To do = Give the number of lines containing "kind" in this listing, with no other words.

Record list =
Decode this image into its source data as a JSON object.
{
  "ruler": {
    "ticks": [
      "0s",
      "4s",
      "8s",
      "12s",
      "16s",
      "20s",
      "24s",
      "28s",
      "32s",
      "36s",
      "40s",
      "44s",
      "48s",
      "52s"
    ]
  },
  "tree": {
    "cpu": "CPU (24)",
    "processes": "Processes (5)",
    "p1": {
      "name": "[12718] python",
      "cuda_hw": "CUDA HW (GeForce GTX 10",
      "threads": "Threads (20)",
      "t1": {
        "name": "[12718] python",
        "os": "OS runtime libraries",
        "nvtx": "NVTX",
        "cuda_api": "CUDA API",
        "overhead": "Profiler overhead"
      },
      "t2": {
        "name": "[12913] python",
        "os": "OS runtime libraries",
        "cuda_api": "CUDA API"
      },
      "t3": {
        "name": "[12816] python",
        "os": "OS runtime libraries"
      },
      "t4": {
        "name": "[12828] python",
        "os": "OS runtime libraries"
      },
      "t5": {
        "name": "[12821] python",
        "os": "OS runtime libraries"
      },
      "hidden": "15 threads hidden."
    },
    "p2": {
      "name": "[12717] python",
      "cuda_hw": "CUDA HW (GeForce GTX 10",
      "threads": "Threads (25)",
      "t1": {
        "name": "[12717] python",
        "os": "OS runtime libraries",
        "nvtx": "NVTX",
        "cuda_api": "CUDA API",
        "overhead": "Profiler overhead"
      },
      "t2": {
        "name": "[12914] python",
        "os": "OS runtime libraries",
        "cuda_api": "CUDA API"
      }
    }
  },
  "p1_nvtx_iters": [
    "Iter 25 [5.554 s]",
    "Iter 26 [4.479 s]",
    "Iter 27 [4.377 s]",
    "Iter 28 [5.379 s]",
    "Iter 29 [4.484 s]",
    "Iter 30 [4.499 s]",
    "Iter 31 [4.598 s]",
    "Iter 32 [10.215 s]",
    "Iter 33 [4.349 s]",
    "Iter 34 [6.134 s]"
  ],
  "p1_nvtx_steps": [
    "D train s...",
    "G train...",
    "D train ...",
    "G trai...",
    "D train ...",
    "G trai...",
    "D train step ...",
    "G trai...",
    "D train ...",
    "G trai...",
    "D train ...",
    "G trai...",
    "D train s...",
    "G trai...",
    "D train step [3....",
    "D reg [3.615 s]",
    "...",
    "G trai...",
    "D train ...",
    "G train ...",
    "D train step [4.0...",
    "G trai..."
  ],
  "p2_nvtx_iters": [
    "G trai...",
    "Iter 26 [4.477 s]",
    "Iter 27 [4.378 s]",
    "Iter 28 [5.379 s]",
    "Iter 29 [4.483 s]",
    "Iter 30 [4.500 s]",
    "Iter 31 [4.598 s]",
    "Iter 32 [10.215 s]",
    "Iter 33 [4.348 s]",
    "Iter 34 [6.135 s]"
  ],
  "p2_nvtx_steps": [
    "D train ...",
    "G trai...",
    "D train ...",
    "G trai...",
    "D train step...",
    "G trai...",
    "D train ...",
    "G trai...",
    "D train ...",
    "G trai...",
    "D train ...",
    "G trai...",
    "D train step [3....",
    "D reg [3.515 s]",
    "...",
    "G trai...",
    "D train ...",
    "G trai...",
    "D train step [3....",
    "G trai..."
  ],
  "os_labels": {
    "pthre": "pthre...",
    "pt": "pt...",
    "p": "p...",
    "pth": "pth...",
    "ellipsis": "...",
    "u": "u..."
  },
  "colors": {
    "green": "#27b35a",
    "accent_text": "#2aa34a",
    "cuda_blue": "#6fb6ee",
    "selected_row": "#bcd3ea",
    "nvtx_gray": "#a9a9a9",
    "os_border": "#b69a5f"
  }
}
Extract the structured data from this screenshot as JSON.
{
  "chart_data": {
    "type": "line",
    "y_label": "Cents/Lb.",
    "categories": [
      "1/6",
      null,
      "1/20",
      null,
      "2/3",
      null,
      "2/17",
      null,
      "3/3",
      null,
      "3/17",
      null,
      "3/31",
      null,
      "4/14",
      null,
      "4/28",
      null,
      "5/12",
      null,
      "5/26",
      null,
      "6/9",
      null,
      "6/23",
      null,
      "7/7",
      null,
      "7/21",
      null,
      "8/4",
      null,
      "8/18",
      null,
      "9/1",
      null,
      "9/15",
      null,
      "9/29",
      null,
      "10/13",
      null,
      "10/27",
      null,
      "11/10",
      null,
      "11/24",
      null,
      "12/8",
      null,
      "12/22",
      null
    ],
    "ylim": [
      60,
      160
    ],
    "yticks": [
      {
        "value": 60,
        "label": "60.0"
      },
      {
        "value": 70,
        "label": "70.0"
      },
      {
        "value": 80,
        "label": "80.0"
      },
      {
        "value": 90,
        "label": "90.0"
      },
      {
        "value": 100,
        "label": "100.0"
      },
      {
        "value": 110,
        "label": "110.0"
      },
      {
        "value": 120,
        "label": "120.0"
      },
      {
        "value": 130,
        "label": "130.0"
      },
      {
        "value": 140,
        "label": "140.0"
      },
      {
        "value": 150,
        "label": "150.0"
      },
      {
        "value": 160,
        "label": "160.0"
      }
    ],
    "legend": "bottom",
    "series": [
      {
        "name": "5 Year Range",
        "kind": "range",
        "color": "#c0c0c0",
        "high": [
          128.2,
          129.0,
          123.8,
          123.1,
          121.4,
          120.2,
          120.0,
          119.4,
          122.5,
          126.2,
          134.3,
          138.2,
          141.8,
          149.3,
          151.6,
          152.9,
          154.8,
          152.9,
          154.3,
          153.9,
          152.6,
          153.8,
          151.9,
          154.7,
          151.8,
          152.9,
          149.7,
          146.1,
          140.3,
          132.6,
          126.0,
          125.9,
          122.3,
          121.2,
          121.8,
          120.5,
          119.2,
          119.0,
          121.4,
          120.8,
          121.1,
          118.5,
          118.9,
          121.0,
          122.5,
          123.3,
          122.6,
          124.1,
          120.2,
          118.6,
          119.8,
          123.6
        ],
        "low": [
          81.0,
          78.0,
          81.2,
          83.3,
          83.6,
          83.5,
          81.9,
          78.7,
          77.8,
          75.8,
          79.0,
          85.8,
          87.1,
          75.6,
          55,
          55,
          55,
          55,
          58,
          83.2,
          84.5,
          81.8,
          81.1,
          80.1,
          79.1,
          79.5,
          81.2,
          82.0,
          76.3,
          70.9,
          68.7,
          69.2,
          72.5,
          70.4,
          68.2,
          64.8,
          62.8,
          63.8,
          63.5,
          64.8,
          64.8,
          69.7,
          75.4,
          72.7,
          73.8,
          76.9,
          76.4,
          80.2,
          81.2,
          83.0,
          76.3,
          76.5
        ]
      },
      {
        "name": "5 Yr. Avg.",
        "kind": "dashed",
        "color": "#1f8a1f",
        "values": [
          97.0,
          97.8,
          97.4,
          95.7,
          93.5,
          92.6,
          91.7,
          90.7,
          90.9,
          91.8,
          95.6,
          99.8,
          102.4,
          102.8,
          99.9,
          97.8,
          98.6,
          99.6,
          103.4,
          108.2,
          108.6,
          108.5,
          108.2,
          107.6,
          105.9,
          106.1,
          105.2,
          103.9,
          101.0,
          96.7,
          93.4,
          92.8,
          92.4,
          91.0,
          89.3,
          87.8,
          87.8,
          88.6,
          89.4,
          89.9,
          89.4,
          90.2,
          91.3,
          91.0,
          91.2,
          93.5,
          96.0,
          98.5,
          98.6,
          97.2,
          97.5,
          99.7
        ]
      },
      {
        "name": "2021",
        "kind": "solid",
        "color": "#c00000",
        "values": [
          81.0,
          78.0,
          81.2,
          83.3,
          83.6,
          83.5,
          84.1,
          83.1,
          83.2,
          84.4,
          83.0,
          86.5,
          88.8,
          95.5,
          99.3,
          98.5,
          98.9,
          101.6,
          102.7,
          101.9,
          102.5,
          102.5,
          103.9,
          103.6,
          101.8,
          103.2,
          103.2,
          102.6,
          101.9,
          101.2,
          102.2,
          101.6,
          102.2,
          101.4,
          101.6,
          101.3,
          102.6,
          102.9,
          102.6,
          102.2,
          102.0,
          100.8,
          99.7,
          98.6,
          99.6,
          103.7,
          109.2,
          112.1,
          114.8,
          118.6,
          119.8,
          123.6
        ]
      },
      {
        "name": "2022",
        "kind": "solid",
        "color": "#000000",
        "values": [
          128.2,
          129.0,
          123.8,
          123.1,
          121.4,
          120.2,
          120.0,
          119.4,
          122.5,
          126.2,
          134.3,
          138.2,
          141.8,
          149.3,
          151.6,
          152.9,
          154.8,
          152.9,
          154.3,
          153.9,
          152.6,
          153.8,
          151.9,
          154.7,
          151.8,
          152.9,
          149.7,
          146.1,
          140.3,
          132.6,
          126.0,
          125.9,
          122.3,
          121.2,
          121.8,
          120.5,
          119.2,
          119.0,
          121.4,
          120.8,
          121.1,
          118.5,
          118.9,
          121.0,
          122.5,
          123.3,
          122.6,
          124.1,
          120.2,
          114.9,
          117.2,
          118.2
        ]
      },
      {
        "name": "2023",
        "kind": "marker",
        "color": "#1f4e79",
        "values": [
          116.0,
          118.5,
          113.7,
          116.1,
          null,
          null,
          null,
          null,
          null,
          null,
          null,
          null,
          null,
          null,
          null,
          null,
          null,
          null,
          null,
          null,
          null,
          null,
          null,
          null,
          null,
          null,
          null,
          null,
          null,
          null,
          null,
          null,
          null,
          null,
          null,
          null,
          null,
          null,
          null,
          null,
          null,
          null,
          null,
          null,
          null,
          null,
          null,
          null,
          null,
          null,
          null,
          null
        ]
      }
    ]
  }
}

Final result = 5